*What needs to be done*
Faithfully return all lines, omitting every embedded picture.
──────── Entries supplied ────────
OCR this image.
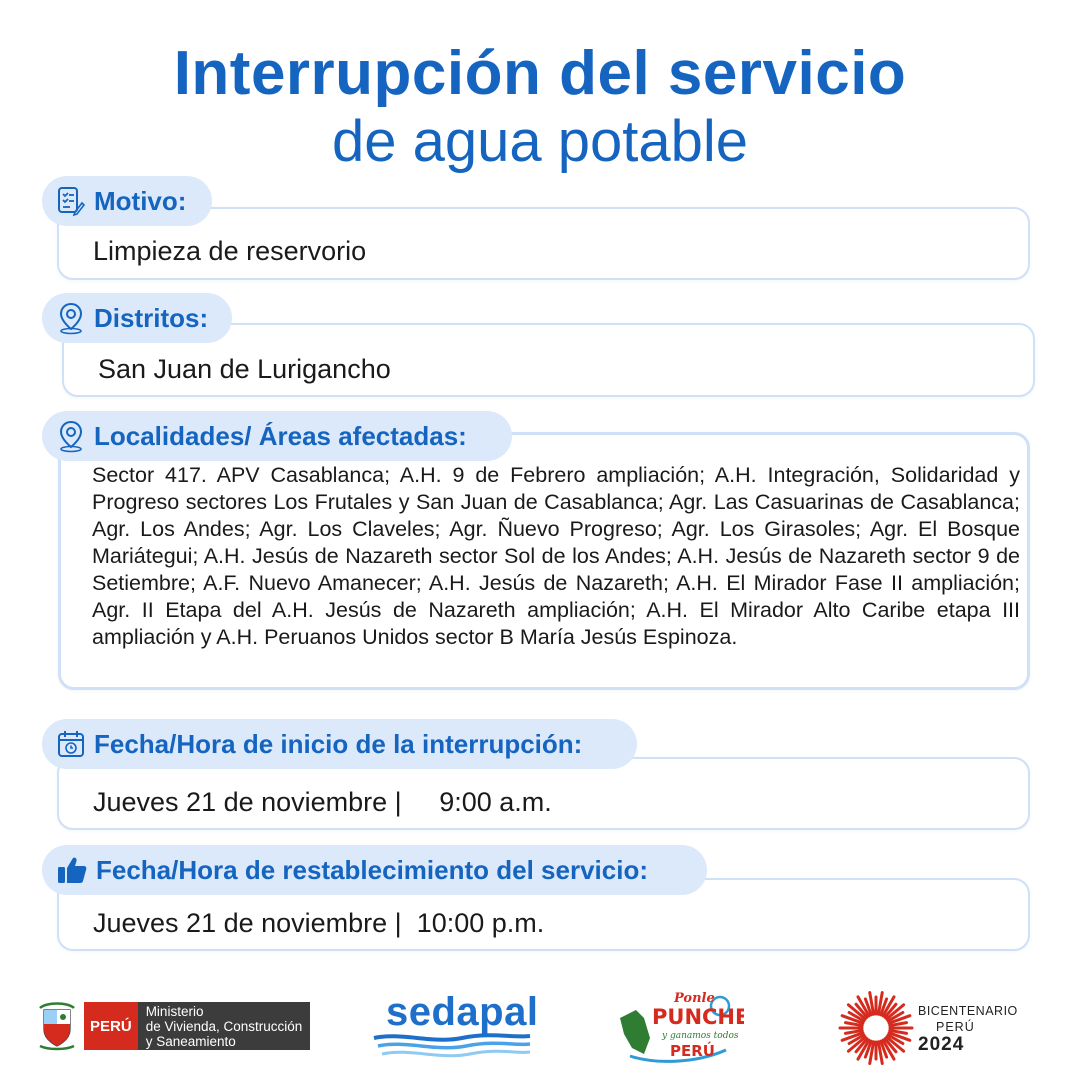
Interrupción del servicio
de agua potable
Limpieza de reservorio
Motivo:
San Juan de Lurigancho
Distritos:
Sector 417. APV Casablanca; A.H. 9 de Febrero ampliación; A.H. Integración, Solidaridad y Progreso sectores Los Frutales y San Juan de Casablanca; Agr. Las Casuarinas de Casablanca; Agr. Los Andes; Agr. Los Claveles; Agr. Ñuevo Progreso; Agr. Los Girasoles; Agr. El Bosque Mariátegui; A.H. Jesús de Nazareth sector Sol de los Andes; A.H. Jesús de Nazareth sector 9 de Setiembre; A.F. Nuevo Amanecer; A.H. Jesús de Nazareth; A.H. El Mirador Fase II ampliación; Agr. II Etapa del A.H. Jesús de Nazareth ampliación; A.H. El Mirador Alto Caribe etapa III ampliación y A.H. Peruanos Unidos sector B María Jesús Espinoza.
Localidades/ Áreas afectadas:
Jueves 21 de noviembre |     9:00 a.m.
Fecha/Hora de inicio de la interrupción:
Jueves 21 de noviembre |  10:00 p.m.
Fecha/Hora de restablecimiento del servicio:
PERÚ
Ministerio
de Vivienda, Construcción
y Saneamiento
sedapal	Ponle
PUNCHE
y ganamos todos
PERÚ
BICENTENARIO
PERÚ
2024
────────
*Written solution*
OCR this image.
Interrupción del servicio
de agua potable
Limpieza de reservorio
Motivo:
San Juan de Lurigancho
Distritos:
Sector 417. APV Casablanca; A.H. 9 de Febrero ampliación; A.H. Integración, Solidaridad y Progreso sectores Los Frutales y San Juan de Casablanca; Agr. Las Casuarinas de Casablanca; Agr. Los Andes; Agr. Los Claveles; Agr. Ñuevo Progreso; Agr. Los Girasoles; Agr. El Bosque Mariátegui; A.H. Jesús de Nazareth sector Sol de los Andes; A.H. Jesús de Nazareth sector 9 de Setiembre; A.F. Nuevo Amanecer; A.H. Jesús de Nazareth; A.H. El Mirador Fase II ampliación; Agr. II Etapa del A.H. Jesús de Nazareth ampliación; A.H. El Mirador Alto Caribe etapa III ampliación y A.H. Peruanos Unidos sector B María Jesús Espinoza.
Localidades/ Áreas afectadas:
Jueves 21 de noviembre |     9:00 a.m.
Fecha/Hora de inicio de la interrupción:
Jueves 21 de noviembre |  10:00 p.m.
Fecha/Hora de restablecimiento del servicio:
PERÚ
Ministerio
de Vivienda, Construcción
y Saneamiento
sedapal	Ponle
PUNCHE
y ganamos todos
PERÚ
BICENTENARIO
PERÚ
2024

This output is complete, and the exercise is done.